## CHALLENGE:
Return all of the entries word for word, but omit the pictures they contain.

## DATASET:
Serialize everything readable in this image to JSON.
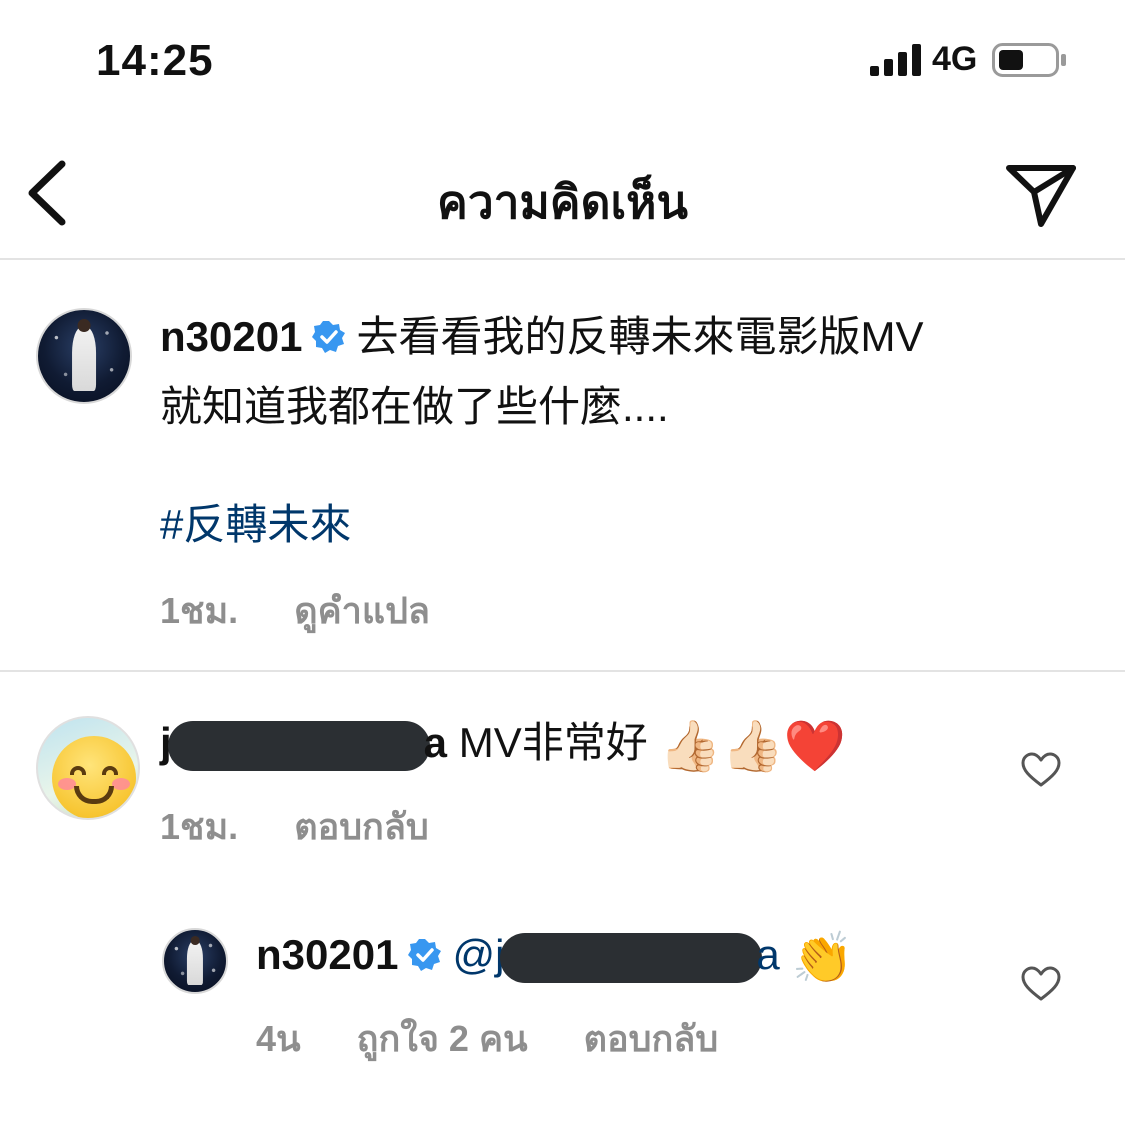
{
  "status_bar": {
    "time": "14:25",
    "network": "4G"
  },
  "header": {
    "title": "ความคิดเห็น"
  },
  "post": {
    "username": "n30201",
    "line1": "去看看我的反轉未來電影版MV",
    "line2": "就知道我都在做了些什麼....",
    "hashtag": "#反轉未來",
    "time": "1ชม.",
    "translate": "ดูคำแปล"
  },
  "comment": {
    "username_start": "j",
    "username_end": "a",
    "text": "MV非常好",
    "emojis": [
      "👍🏻",
      "👍🏻",
      "❤️"
    ],
    "time": "1ชม.",
    "reply": "ตอบกลับ"
  },
  "reply_comment": {
    "username": "n30201",
    "mention_start": "@j",
    "mention_end": "a",
    "emoji": "👏",
    "time": "4น",
    "likes": "ถูกใจ 2 คน",
    "reply": "ตอบกลับ"
  },
  "colors": {
    "link": "#00376b",
    "verified": "#3897f0",
    "meta": "#8e8e8e"
  }
}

## ANSWER TO THIS EXERCISE:
Serialize everything readable in this image to JSON.
{
  "status_bar": {
    "time": "14:25",
    "network": "4G"
  },
  "header": {
    "title": "ความคิดเห็น"
  },
  "post": {
    "username": "n30201",
    "line1": "去看看我的反轉未來電影版MV",
    "line2": "就知道我都在做了些什麼....",
    "hashtag": "#反轉未來",
    "time": "1ชม.",
    "translate": "ดูคำแปล"
  },
  "comment": {
    "username_start": "j",
    "username_end": "a",
    "text": "MV非常好",
    "emojis": [
      "👍🏻",
      "👍🏻",
      "❤️"
    ],
    "time": "1ชม.",
    "reply": "ตอบกลับ"
  },
  "reply_comment": {
    "username": "n30201",
    "mention_start": "@j",
    "mention_end": "a",
    "emoji": "👏",
    "time": "4น",
    "likes": "ถูกใจ 2 คน",
    "reply": "ตอบกลับ"
  },
  "colors": {
    "link": "#00376b",
    "verified": "#3897f0",
    "meta": "#8e8e8e"
  }
}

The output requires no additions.